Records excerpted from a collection
------------------------
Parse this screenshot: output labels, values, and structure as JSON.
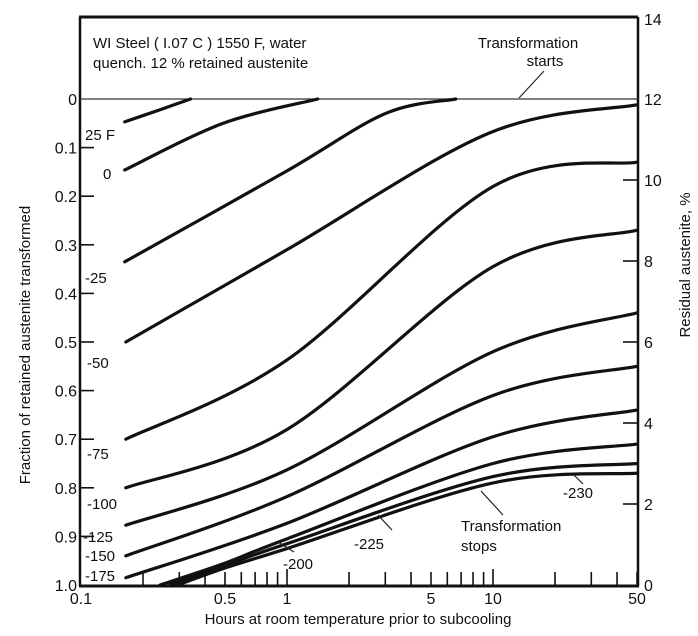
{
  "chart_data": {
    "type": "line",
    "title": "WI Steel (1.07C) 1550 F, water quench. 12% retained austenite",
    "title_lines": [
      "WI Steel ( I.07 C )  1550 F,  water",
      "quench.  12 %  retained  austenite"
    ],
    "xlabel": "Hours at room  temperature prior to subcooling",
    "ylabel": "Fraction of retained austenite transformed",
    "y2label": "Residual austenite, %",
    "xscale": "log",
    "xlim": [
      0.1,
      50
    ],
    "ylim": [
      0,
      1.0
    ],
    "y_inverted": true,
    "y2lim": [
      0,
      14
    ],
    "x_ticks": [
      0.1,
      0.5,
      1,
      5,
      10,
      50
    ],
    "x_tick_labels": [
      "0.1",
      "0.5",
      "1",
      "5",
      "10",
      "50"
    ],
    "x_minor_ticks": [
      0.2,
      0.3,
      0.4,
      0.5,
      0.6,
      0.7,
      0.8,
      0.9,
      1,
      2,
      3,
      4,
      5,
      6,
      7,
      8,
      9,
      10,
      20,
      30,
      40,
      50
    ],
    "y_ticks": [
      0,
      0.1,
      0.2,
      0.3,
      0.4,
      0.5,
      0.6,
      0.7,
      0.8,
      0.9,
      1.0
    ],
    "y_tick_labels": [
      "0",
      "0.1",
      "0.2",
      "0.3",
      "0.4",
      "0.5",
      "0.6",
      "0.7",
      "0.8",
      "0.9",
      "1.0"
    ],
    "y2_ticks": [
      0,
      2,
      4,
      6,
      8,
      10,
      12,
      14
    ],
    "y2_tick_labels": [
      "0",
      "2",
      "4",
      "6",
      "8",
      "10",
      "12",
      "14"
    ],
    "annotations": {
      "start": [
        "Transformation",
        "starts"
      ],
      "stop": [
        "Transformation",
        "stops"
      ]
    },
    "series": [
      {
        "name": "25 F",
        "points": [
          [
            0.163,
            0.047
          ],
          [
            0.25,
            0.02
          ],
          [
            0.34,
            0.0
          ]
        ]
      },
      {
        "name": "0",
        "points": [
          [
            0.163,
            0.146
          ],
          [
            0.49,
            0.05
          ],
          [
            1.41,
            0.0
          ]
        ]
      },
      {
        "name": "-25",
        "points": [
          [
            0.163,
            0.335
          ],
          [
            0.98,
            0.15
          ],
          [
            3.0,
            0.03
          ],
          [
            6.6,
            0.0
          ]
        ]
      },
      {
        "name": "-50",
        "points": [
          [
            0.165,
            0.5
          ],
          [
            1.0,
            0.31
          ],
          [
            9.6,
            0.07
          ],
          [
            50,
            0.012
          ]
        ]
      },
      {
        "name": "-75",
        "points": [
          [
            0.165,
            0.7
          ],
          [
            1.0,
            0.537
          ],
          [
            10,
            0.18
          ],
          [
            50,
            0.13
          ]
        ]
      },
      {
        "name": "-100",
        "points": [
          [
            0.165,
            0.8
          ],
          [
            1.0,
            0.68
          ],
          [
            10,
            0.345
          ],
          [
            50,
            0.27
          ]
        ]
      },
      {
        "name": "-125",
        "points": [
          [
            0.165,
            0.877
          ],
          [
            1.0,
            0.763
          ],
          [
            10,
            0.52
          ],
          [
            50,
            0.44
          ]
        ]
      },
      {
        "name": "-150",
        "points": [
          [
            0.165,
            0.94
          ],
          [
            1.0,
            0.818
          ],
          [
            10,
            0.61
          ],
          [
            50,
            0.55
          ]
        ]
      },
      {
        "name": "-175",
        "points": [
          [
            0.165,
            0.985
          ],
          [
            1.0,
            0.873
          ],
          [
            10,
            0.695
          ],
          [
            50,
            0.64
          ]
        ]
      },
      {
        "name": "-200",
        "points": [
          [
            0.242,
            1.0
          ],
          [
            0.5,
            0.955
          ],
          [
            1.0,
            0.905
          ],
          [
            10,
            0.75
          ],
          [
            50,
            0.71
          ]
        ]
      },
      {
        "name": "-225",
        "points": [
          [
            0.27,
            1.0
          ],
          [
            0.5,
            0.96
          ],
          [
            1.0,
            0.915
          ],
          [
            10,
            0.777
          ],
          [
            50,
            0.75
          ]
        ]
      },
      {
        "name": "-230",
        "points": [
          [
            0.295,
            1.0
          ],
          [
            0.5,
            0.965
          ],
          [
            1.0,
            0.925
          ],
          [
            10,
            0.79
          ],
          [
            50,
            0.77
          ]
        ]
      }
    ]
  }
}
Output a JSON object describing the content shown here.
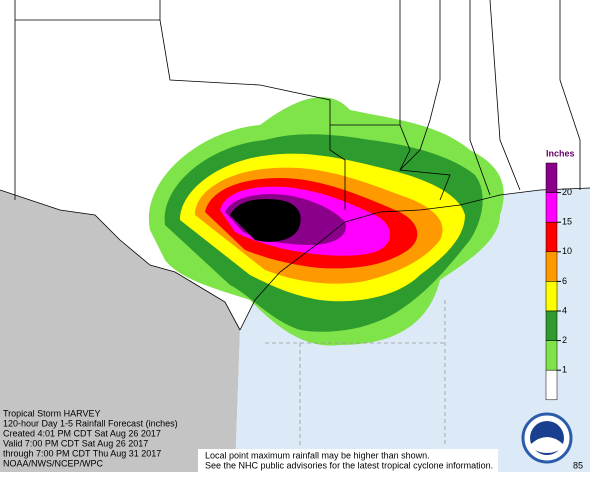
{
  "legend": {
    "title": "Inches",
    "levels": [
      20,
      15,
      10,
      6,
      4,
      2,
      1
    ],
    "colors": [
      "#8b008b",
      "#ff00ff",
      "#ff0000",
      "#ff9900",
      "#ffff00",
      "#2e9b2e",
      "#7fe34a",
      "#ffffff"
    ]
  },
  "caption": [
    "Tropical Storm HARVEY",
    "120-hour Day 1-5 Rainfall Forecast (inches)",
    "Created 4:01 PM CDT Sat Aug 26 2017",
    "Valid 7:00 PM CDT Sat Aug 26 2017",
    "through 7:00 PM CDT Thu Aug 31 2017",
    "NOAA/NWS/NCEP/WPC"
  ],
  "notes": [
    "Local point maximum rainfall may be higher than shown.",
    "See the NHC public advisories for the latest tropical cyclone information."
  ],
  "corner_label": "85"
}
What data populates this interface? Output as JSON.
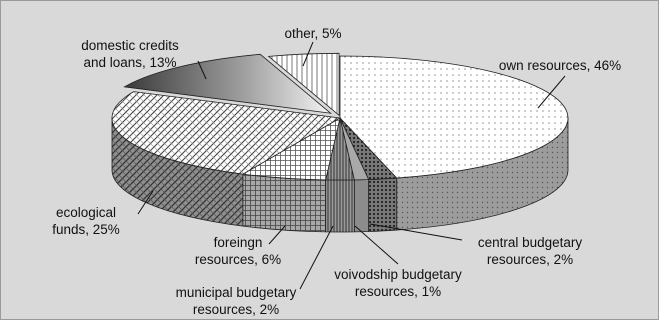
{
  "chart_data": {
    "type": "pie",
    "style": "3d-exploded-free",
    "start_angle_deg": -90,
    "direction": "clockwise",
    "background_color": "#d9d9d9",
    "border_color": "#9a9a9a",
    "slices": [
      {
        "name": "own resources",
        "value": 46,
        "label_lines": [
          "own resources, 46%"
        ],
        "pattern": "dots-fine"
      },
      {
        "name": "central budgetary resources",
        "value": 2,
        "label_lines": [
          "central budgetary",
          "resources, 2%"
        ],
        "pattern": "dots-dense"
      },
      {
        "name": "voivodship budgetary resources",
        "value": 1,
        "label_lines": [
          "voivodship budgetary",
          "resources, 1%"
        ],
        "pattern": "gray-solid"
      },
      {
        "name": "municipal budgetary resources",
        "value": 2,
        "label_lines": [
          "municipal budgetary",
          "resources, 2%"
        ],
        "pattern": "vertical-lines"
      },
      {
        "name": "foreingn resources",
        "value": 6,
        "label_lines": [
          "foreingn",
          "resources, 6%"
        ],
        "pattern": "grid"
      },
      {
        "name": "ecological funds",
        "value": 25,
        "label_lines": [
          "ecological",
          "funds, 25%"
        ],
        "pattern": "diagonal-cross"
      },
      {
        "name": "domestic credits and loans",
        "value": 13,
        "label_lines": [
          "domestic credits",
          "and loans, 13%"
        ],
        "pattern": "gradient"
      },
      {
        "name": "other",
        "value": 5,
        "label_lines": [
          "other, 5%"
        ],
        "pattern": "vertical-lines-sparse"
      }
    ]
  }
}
------------------------
- _What the task asks_
Every line in the data above that contains "water" needs to be copied.

- _Result of the task_
    "title": "WI Steel (1.07C) 1550 F, water quench. 12% retained austenite",
      "WI Steel ( I.07 C )  1550 F,  water",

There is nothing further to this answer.